CHALLENGE
Repeat all of the records verbatim.

[Stored entries]

========================================

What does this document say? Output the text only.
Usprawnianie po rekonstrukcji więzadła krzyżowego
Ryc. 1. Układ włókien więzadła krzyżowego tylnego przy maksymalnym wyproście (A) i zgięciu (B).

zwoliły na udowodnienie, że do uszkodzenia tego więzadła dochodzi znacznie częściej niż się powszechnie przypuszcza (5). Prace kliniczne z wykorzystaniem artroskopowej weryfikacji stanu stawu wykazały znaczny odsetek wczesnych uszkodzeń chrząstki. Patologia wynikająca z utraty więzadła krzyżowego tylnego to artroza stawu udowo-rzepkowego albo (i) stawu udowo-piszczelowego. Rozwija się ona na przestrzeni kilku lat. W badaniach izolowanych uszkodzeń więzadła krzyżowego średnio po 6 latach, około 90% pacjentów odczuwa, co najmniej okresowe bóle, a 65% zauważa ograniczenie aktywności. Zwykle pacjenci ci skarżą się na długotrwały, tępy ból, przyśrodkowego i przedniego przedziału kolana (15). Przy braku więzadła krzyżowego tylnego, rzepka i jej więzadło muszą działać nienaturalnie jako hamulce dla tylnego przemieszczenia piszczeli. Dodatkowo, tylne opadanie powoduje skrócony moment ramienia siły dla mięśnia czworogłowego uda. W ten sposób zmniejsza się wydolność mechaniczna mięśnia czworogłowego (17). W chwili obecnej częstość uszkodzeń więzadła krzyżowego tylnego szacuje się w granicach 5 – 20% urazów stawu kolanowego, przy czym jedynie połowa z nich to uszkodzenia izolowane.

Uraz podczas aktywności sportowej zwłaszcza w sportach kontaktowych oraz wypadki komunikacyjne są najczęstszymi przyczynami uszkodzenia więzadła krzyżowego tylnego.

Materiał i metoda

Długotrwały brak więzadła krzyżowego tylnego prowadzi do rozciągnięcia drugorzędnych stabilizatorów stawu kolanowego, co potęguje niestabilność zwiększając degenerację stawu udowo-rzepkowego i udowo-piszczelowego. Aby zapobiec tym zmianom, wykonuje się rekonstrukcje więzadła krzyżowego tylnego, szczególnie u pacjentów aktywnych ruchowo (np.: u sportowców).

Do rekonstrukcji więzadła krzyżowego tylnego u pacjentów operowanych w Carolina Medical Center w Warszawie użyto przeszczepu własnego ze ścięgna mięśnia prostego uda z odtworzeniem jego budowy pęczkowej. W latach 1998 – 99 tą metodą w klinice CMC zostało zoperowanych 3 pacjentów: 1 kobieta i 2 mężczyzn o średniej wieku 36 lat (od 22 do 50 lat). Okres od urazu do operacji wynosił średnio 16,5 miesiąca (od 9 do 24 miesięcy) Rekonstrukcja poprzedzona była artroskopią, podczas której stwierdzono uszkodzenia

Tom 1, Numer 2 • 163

========================================

FINAL ANSWER
What does this document say? Output the text only.
Usprawnianie po rekonstrukcji więzadła krzyżowego
Ryc. 1. Układ włókien więzadła krzyżowego tylnego przy maksymalnym wyproście (A) i zgięciu (B).

zwoliły na udowodnienie, że do uszkodzenia tego więzadła dochodzi znacznie częściej niż się powszechnie przypuszcza (5). Prace kliniczne z wykorzystaniem artroskopowej weryfikacji stanu stawu wykazały znaczny odsetek wczesnych uszkodzeń chrząstki. Patologia wynikająca z utraty więzadła krzyżowego tylnego to artroza stawu udowo-rzepkowego albo (i) stawu udowo-piszczelowego. Rozwija się ona na przestrzeni kilku lat. W badaniach izolowanych uszkodzeń więzadła krzyżowego średnio po 6 latach, około 90% pacjentów odczuwa, co najmniej okresowe bóle, a 65% zauważa ograniczenie aktywności. Zwykle pacjenci ci skarżą się na długotrwały, tępy ból, przyśrodkowego i przedniego przedziału kolana (15). Przy braku więzadła krzyżowego tylnego, rzepka i jej więzadło muszą działać nienaturalnie jako hamulce dla tylnego przemieszczenia piszczeli. Dodatkowo, tylne opadanie powoduje skrócony moment ramienia siły dla mięśnia czworogłowego uda. W ten sposób zmniejsza się wydolność mechaniczna mięśnia czworogłowego (17). W chwili obecnej częstość uszkodzeń więzadła krzyżowego tylnego szacuje się w granicach 5 – 20% urazów stawu kolanowego, przy czym jedynie połowa z nich to uszkodzenia izolowane.

Uraz podczas aktywności sportowej zwłaszcza w sportach kontaktowych oraz wypadki komunikacyjne są najczęstszymi przyczynami uszkodzenia więzadła krzyżowego tylnego.

Materiał i metoda

Długotrwały brak więzadła krzyżowego tylnego prowadzi do rozciągnięcia drugorzędnych stabilizatorów stawu kolanowego, co potęguje niestabilność zwiększając degenerację stawu udowo-rzepkowego i udowo-piszczelowego. Aby zapobiec tym zmianom, wykonuje się rekonstrukcje więzadła krzyżowego tylnego, szczególnie u pacjentów aktywnych ruchowo (np.: u sportowców).

Do rekonstrukcji więzadła krzyżowego tylnego u pacjentów operowanych w Carolina Medical Center w Warszawie użyto przeszczepu własnego ze ścięgna mięśnia prostego uda z odtworzeniem jego budowy pęczkowej. W latach 1998 – 99 tą metodą w klinice CMC zostało zoperowanych 3 pacjentów: 1 kobieta i 2 mężczyzn o średniej wieku 36 lat (od 22 do 50 lat). Okres od urazu do operacji wynosił średnio 16,5 miesiąca (od 9 do 24 miesięcy) Rekonstrukcja poprzedzona była artroskopią, podczas której stwierdzono uszkodzenia

Tom 1, Numer 2 • 163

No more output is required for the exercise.